• **Request**
Copy each line that holds "placés".

• **Extracted data**
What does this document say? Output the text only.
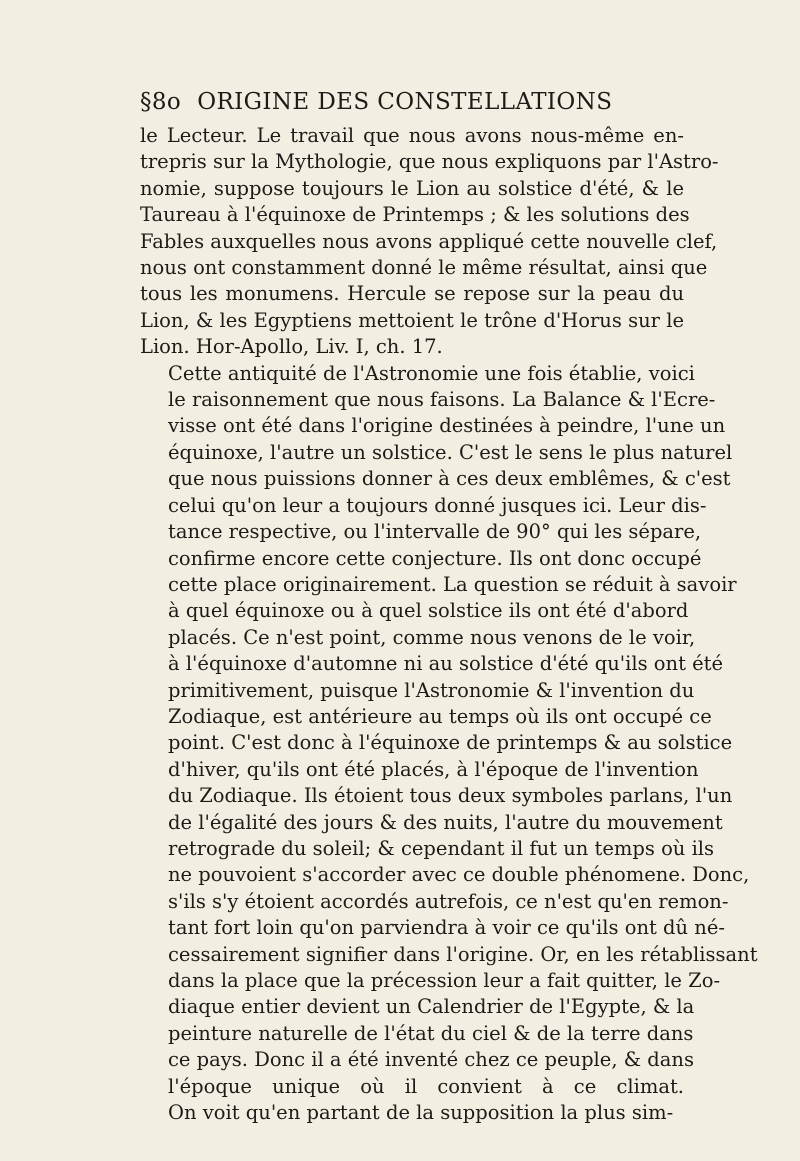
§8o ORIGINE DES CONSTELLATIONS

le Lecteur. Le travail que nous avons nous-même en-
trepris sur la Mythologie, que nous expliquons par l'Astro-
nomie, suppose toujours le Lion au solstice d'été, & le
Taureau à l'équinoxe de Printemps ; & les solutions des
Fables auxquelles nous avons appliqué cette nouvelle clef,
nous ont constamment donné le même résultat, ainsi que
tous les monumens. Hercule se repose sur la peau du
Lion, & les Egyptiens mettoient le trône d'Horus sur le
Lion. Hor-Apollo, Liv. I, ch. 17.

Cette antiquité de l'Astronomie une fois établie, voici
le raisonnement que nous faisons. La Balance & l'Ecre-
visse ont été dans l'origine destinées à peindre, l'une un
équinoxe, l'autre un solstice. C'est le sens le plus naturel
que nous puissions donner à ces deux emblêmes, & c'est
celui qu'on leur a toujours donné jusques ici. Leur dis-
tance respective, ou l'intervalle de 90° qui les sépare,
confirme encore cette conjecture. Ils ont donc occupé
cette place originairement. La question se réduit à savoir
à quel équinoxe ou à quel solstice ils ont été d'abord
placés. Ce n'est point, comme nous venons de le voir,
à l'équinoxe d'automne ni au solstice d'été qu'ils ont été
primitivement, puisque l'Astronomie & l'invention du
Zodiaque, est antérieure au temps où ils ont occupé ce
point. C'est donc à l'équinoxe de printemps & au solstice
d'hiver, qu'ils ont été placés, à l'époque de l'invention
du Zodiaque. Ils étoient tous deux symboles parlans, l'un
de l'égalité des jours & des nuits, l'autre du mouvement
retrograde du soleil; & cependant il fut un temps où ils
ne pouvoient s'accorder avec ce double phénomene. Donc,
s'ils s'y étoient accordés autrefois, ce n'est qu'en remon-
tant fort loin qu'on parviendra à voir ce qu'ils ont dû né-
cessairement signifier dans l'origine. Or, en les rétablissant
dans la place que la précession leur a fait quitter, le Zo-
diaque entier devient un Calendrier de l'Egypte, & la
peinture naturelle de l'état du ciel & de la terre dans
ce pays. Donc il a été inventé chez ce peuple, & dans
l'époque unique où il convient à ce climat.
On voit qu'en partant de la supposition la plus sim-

• **Response for this exercise**
placés. Ce n'est point, comme nous venons de le voir,
d'hiver, qu'ils ont été placés, à l'époque de l'invention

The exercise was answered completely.